──────── Supplied records

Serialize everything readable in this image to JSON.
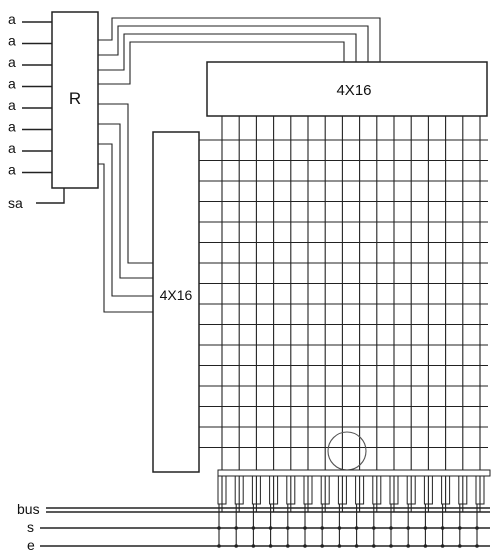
{
  "register": {
    "label": "R",
    "inputs": [
      "a",
      "a",
      "a",
      "a",
      "a",
      "a",
      "a",
      "a"
    ],
    "select_label": "sa"
  },
  "column_decoder": {
    "label": "4X16",
    "outputs": 16
  },
  "row_decoder": {
    "label": "4X16",
    "outputs": 16
  },
  "memory_array": {
    "rows": 16,
    "columns": 16
  },
  "control_lines": [
    {
      "id": "bus",
      "label": "bus"
    },
    {
      "id": "s",
      "label": "s"
    },
    {
      "id": "e",
      "label": "e"
    }
  ],
  "highlight": {
    "shape": "circle",
    "target": "memory cell"
  }
}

────────────────

Stated goal:
Retype all the records shown above, character for character. Omit every picture.

Worked solution:
Serialize everything readable in this image to JSON.
{
  "register": {
    "label": "R",
    "inputs": [
      "a",
      "a",
      "a",
      "a",
      "a",
      "a",
      "a",
      "a"
    ],
    "select_label": "sa"
  },
  "column_decoder": {
    "label": "4X16",
    "outputs": 16
  },
  "row_decoder": {
    "label": "4X16",
    "outputs": 16
  },
  "memory_array": {
    "rows": 16,
    "columns": 16
  },
  "control_lines": [
    {
      "id": "bus",
      "label": "bus"
    },
    {
      "id": "s",
      "label": "s"
    },
    {
      "id": "e",
      "label": "e"
    }
  ],
  "highlight": {
    "shape": "circle",
    "target": "memory cell"
  }
}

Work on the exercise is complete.